§ **Task goal**
Return all lines below containing the word "this".

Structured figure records
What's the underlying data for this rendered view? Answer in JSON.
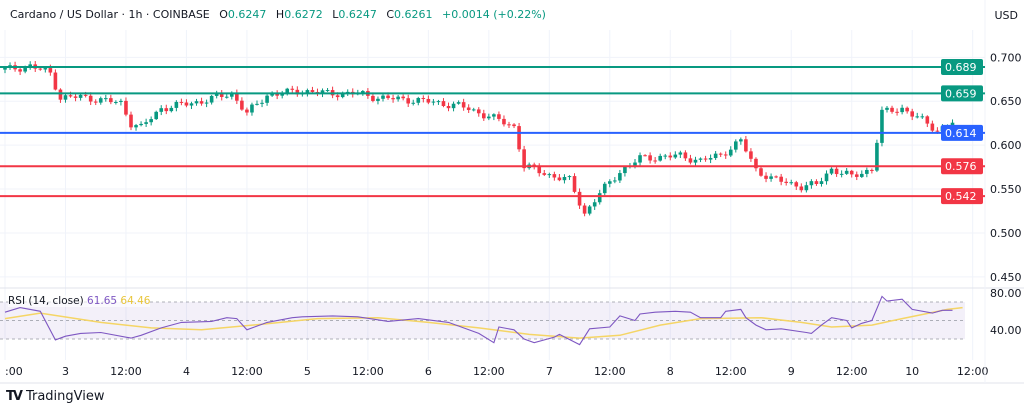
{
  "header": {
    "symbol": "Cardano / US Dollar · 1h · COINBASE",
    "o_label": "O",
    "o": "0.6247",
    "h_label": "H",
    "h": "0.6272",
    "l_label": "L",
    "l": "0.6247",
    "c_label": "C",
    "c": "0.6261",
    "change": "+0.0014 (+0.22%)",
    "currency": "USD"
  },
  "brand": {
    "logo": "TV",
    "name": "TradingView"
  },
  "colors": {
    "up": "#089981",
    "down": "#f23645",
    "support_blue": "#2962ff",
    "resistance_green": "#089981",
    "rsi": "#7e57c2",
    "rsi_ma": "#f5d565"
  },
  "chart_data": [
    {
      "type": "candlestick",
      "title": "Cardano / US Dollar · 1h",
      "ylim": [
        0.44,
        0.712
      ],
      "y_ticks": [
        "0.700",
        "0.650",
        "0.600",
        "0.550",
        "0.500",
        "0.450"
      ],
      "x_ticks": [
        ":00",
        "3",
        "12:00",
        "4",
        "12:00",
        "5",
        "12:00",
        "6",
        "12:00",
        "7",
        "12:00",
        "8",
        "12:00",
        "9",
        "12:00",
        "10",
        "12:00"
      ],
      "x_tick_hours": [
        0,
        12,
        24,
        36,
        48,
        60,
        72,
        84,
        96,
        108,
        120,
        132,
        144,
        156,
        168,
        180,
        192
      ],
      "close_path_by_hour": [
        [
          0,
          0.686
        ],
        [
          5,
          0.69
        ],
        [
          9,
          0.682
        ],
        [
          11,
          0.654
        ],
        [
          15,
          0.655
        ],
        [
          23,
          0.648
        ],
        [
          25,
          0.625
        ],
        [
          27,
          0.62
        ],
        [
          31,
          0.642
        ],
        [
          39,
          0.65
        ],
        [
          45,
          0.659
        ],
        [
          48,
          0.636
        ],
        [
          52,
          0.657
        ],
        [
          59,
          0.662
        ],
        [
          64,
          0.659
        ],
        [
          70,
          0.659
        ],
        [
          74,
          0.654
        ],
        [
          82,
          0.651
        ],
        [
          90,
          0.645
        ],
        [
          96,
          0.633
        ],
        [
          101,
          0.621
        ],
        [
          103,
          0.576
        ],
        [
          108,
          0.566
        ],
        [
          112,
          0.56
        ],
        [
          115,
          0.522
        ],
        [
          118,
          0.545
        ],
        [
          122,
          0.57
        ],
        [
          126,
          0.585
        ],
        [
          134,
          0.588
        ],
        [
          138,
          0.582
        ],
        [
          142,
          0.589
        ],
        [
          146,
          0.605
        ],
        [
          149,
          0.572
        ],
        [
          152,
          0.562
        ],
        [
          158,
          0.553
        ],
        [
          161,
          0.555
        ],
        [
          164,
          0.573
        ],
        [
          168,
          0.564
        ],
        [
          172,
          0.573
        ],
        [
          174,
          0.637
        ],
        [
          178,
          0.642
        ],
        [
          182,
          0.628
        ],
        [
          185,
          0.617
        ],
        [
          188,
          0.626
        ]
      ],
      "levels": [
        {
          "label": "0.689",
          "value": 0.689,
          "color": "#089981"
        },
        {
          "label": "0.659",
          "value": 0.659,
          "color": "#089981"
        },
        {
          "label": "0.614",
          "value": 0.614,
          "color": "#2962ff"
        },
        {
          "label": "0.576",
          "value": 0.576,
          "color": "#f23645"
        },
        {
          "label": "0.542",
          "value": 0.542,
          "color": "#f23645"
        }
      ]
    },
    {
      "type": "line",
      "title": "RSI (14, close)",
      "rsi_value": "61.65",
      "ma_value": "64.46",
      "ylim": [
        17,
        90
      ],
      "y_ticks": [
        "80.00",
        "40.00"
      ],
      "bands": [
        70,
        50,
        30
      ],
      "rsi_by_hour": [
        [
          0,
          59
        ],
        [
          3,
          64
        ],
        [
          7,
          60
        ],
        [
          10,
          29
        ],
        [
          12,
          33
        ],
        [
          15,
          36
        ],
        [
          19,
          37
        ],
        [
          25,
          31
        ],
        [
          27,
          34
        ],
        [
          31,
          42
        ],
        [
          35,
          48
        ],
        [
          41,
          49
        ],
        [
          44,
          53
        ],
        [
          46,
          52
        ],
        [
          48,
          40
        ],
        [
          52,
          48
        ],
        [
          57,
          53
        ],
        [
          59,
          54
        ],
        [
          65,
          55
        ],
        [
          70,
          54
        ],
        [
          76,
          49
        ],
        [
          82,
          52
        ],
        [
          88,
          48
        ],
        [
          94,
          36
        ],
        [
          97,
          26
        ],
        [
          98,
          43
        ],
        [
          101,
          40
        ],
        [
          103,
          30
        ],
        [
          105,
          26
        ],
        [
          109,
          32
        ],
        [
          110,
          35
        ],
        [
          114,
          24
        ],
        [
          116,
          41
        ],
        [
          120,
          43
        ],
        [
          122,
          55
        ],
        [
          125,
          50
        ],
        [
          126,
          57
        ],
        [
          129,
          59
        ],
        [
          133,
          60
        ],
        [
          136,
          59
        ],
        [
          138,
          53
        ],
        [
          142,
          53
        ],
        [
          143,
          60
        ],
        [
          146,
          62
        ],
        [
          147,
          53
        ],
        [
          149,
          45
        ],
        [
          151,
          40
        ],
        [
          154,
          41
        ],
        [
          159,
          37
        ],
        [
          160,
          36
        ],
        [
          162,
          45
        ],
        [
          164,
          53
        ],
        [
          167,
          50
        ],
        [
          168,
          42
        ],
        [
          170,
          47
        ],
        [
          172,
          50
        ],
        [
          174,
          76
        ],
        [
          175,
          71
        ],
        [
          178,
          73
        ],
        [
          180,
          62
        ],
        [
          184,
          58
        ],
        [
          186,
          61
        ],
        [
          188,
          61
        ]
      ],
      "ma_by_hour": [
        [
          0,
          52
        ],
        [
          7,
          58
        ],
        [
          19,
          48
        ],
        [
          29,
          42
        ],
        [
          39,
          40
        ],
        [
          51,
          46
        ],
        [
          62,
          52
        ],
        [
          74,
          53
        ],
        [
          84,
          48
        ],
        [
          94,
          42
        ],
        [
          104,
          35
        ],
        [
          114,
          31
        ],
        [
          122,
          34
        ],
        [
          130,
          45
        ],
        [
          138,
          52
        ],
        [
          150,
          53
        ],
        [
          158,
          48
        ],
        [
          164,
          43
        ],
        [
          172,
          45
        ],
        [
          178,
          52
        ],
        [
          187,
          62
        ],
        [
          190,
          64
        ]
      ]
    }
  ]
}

...

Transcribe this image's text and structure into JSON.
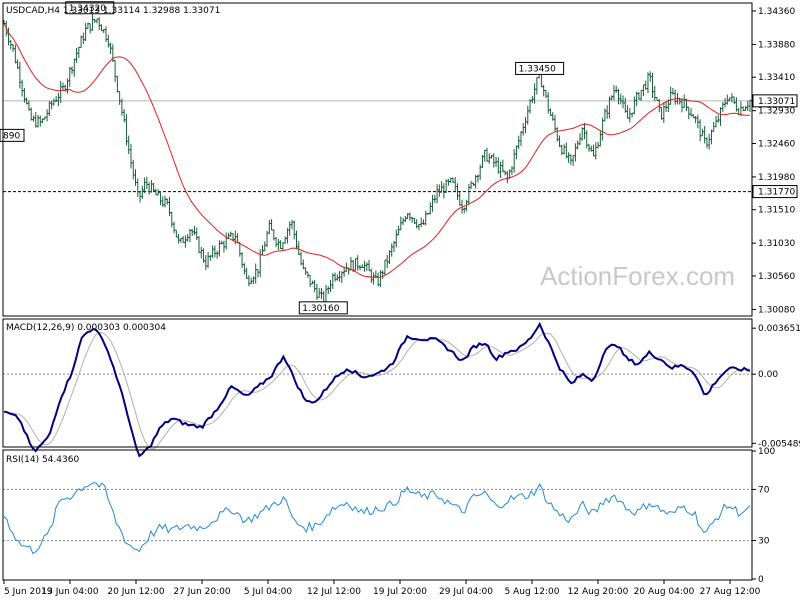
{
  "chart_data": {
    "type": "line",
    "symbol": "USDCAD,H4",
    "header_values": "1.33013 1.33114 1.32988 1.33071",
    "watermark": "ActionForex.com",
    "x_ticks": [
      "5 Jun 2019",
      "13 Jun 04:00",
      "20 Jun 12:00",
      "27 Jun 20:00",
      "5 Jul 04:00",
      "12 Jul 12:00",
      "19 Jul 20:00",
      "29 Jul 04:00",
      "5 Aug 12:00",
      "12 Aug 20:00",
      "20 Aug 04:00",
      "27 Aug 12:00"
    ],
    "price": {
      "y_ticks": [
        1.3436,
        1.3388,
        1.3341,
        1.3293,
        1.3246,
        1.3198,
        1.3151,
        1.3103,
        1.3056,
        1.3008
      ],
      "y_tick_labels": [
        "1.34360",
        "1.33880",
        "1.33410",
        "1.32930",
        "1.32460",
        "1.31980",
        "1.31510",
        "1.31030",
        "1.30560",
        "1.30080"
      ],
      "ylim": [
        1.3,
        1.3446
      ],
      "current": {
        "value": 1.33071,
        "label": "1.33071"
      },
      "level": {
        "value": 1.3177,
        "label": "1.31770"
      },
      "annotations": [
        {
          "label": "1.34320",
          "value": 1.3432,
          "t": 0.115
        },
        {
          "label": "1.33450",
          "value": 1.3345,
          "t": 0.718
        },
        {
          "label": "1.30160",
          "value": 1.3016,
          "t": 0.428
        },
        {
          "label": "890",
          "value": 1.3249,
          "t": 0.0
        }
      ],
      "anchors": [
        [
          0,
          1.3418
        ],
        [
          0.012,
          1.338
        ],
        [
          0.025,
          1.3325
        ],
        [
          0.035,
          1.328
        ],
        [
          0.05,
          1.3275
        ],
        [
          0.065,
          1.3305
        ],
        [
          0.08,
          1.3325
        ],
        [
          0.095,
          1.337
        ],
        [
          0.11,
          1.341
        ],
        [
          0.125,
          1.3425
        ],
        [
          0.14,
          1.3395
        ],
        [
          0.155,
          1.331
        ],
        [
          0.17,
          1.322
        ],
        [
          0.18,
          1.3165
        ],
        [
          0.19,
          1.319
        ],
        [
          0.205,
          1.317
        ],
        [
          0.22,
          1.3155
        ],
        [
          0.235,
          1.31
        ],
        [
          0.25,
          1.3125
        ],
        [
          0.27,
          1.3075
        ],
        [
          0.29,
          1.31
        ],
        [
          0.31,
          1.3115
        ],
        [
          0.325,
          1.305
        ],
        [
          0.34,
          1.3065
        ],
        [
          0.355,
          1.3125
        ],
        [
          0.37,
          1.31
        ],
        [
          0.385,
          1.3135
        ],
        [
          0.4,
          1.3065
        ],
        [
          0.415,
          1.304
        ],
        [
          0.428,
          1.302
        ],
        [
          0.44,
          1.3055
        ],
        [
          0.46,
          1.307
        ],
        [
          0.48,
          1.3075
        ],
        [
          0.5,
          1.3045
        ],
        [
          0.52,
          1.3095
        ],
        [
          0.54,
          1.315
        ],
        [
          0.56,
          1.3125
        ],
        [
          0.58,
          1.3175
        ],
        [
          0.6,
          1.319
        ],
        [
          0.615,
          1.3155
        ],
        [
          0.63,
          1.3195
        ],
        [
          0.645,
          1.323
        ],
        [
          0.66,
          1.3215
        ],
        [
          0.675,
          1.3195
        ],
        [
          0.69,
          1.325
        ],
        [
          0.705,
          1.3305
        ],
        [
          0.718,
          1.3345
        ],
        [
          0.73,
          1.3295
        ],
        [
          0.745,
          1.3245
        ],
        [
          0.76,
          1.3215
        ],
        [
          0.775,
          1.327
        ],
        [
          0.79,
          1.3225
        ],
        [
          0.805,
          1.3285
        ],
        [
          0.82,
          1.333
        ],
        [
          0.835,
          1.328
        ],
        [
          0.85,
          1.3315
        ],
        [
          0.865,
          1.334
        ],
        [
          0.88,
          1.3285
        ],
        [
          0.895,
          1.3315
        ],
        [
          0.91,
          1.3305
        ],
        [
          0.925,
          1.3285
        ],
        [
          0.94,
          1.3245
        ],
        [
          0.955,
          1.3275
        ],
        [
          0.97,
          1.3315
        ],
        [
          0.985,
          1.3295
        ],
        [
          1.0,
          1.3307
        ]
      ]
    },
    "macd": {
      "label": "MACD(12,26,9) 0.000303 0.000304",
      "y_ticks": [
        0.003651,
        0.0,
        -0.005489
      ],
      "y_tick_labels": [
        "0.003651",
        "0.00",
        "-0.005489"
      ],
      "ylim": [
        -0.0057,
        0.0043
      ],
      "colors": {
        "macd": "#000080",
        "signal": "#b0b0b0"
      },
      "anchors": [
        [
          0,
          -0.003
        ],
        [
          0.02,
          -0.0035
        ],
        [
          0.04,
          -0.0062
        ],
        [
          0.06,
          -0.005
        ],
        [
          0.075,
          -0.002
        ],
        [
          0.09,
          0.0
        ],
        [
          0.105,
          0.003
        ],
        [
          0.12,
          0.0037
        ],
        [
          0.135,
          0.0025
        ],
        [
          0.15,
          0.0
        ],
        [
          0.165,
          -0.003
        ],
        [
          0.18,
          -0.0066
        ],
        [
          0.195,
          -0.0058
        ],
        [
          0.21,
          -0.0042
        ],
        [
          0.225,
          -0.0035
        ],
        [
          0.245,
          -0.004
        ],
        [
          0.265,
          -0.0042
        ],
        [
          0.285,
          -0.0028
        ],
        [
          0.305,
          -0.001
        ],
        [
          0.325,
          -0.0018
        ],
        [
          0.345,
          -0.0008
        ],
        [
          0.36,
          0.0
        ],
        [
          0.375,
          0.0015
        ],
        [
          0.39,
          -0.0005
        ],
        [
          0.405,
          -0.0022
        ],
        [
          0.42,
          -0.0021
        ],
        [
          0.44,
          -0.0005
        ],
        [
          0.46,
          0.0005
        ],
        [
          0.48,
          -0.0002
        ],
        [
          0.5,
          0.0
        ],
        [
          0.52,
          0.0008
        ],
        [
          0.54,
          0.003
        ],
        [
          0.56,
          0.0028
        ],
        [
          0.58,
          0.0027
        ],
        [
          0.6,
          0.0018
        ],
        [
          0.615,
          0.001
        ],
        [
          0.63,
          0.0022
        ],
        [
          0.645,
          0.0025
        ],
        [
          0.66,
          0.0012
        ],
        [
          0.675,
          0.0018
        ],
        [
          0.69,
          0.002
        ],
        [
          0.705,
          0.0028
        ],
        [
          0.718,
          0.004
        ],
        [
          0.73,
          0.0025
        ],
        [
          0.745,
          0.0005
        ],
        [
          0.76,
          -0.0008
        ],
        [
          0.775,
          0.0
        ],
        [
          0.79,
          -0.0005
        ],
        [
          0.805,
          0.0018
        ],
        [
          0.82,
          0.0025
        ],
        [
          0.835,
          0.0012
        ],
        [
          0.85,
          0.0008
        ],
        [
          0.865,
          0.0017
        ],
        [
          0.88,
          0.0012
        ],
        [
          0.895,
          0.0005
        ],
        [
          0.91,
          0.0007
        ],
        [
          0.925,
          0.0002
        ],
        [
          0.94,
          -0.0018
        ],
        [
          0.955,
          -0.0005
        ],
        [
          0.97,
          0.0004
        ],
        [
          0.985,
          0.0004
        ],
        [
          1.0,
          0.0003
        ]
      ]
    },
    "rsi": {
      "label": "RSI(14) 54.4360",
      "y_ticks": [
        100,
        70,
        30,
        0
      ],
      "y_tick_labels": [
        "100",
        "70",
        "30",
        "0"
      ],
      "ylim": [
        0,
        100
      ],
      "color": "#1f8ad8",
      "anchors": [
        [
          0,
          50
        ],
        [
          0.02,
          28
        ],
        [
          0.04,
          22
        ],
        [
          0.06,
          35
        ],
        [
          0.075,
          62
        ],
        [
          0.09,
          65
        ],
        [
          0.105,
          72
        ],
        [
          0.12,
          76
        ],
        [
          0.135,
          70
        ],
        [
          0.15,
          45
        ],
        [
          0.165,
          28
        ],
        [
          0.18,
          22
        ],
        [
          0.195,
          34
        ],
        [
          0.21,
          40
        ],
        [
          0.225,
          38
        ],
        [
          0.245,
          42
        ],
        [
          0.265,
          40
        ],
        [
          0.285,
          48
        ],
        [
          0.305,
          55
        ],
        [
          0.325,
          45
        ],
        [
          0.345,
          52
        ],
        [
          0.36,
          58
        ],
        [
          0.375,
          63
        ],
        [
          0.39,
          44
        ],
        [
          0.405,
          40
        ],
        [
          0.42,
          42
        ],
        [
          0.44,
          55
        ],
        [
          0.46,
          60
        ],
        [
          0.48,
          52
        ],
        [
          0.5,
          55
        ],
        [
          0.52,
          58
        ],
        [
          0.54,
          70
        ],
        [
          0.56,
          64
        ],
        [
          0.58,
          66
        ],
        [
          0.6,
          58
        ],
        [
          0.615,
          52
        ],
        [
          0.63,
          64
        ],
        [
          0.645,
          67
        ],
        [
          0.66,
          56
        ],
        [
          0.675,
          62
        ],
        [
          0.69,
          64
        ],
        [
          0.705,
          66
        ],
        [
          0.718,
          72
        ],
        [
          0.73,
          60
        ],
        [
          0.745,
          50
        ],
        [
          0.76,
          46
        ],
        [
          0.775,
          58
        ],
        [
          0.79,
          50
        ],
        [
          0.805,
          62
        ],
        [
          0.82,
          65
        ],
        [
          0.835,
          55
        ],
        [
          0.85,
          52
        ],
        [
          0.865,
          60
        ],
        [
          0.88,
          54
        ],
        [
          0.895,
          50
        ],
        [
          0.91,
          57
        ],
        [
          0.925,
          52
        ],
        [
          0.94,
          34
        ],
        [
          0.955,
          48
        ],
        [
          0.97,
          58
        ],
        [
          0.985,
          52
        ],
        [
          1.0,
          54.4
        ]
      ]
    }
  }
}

§ **Complete answer**
What's the underlying data for this rendered view? Answer in JSON.
Transcribe this image's text and structure into JSON.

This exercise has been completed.